- [Problem details]: Work through the data line by line, gathering every line that has the word "Plane".

Dataset records:
::::::::
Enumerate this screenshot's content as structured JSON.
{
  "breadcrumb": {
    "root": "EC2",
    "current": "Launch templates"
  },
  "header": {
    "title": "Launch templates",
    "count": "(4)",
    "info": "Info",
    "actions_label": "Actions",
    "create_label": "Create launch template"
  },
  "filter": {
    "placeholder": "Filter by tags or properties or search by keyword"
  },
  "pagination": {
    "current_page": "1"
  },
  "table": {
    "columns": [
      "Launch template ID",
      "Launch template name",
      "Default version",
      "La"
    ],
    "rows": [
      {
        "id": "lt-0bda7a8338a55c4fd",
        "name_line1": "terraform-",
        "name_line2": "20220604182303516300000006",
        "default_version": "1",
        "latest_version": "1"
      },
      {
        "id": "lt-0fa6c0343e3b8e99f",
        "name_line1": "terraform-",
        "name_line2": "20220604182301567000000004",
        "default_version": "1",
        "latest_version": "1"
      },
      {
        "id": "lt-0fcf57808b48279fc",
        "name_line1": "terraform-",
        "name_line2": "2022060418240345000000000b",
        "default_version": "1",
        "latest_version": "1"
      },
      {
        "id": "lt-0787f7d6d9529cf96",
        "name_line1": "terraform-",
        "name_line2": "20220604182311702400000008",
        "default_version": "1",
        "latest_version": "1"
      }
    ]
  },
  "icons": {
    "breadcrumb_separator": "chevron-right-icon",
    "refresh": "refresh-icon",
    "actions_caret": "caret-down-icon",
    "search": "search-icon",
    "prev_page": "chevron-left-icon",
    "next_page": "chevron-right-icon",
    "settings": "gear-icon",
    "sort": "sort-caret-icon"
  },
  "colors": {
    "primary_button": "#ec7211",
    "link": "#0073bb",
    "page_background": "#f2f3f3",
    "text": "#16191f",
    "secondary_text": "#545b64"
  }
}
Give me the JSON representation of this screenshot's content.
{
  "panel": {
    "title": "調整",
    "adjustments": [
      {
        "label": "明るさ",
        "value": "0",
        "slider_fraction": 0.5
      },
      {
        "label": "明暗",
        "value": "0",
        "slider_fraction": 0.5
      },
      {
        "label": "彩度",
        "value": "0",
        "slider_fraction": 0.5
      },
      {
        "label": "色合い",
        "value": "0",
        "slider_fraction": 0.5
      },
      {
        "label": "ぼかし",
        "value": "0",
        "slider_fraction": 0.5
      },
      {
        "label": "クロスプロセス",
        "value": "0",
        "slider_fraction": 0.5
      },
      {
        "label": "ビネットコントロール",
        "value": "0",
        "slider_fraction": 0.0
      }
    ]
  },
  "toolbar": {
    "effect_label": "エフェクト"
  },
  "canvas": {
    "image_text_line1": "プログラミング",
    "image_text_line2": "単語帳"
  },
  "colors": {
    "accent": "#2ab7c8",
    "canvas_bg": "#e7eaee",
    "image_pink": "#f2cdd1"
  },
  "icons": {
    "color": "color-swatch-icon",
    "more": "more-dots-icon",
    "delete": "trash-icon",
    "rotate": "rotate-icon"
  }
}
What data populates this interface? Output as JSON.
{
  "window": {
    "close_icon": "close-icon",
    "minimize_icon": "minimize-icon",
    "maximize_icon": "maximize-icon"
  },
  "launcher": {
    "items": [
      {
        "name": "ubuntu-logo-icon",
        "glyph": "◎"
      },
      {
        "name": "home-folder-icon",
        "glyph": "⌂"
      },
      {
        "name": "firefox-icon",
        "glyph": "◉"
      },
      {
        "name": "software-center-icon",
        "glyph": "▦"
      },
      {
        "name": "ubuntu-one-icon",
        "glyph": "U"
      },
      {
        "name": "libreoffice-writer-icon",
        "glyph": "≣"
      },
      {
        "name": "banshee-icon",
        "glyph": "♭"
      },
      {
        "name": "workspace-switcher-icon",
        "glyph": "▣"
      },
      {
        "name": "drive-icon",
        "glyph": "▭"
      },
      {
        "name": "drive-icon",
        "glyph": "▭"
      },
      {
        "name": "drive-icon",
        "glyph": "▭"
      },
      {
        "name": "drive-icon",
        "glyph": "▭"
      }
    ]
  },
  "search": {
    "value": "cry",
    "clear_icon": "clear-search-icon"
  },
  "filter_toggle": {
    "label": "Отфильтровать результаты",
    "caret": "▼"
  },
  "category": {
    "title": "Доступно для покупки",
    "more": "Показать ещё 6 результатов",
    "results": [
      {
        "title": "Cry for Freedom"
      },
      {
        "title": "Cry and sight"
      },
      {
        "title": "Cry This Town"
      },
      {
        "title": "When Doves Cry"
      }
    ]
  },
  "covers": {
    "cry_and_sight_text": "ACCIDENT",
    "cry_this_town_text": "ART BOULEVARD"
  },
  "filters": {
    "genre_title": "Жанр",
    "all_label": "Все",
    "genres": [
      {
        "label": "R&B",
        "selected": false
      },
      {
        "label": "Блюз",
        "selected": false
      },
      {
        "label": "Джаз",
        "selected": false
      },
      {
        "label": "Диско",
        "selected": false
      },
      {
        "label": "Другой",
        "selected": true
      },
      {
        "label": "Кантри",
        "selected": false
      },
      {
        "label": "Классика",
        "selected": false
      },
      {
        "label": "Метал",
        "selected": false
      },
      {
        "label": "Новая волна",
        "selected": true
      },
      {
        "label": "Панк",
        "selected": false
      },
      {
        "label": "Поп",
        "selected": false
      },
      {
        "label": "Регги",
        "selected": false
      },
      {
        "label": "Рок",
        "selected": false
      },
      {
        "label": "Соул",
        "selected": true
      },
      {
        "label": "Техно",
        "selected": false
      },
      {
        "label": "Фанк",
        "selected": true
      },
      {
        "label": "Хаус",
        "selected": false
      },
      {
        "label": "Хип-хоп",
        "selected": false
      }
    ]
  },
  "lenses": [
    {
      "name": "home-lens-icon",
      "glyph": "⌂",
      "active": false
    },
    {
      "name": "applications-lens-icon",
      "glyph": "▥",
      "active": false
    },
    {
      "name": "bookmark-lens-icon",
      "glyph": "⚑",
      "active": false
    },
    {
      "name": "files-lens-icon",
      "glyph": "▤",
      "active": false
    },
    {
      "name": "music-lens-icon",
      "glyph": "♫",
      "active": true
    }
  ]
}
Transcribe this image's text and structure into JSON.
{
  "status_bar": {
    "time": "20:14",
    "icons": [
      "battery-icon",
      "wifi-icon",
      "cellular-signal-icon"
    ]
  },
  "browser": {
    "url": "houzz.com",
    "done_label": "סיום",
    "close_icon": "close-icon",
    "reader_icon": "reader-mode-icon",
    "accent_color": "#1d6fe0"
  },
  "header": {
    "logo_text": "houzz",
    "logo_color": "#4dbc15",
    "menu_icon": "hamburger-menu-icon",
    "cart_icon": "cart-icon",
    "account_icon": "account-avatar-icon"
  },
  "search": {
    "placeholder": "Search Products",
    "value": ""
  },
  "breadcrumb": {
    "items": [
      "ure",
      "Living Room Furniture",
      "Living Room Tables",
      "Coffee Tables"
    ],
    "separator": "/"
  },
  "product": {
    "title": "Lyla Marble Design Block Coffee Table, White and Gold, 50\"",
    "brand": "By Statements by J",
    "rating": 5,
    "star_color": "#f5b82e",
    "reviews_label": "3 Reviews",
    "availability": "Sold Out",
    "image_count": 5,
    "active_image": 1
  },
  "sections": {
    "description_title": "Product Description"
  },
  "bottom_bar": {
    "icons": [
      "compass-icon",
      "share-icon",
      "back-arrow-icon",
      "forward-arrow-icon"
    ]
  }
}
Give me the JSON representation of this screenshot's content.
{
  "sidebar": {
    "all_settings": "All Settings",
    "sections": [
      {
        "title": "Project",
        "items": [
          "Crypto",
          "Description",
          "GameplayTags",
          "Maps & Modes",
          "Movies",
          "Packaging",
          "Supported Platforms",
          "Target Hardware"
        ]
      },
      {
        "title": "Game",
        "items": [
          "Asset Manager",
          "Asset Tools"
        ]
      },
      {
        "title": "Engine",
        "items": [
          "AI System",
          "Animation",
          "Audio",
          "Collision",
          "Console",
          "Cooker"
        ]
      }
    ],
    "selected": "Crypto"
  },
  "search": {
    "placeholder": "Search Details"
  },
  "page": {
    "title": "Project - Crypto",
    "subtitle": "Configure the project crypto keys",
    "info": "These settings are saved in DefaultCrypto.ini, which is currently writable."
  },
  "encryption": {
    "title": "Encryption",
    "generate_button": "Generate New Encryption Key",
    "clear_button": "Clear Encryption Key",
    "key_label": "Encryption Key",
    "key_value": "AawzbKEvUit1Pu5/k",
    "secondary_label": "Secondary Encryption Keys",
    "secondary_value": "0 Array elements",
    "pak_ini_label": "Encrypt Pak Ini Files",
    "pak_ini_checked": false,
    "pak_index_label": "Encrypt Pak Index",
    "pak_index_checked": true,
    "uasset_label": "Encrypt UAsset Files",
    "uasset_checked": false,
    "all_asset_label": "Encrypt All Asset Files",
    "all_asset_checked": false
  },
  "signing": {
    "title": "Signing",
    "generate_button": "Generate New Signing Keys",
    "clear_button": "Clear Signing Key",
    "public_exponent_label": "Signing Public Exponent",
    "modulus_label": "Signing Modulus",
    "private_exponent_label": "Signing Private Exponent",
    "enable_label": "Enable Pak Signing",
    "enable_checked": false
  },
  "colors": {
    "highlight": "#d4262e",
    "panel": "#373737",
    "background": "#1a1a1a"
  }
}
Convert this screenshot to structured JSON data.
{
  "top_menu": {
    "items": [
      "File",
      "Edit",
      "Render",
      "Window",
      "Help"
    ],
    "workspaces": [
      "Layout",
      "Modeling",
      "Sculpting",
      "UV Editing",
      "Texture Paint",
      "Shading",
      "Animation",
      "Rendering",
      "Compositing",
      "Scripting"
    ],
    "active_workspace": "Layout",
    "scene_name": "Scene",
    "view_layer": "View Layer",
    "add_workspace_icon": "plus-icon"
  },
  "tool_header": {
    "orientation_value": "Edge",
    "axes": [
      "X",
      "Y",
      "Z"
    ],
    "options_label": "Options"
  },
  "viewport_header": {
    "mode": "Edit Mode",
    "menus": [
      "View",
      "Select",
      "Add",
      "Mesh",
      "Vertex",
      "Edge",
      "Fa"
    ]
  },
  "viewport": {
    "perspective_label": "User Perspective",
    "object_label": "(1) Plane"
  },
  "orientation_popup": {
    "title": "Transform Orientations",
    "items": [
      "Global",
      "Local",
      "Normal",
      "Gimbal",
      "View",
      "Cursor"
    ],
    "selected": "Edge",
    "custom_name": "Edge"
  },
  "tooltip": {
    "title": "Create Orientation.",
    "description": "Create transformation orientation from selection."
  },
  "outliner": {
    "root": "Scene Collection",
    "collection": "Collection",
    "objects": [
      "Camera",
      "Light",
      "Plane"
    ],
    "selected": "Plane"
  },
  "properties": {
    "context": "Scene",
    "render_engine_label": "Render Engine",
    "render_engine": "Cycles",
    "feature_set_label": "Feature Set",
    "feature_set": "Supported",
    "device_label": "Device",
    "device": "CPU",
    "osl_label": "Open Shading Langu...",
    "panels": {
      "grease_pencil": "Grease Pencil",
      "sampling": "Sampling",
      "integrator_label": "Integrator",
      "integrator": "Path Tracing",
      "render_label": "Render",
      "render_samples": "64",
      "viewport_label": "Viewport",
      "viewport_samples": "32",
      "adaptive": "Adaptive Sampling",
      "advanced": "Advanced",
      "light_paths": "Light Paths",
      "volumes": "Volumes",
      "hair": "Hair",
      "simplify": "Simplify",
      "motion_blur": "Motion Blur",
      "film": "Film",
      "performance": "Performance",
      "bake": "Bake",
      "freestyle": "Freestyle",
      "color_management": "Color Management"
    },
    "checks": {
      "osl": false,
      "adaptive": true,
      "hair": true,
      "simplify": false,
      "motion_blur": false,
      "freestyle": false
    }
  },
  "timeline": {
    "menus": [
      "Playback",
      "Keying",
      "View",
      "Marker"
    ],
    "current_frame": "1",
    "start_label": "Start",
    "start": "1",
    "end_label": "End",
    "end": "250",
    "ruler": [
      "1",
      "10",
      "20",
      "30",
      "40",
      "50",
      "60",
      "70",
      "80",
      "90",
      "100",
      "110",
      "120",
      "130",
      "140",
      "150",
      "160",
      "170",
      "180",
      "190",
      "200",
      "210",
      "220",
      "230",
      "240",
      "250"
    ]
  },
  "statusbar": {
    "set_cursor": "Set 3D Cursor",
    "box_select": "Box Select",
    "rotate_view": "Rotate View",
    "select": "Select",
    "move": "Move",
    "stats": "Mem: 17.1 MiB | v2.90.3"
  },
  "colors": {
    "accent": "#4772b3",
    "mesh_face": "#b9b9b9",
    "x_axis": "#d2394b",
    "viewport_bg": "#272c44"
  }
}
::::::::
- [Exercise response]:
    "object_label": "(1) Plane"
      "Plane"
    "selected": "Plane"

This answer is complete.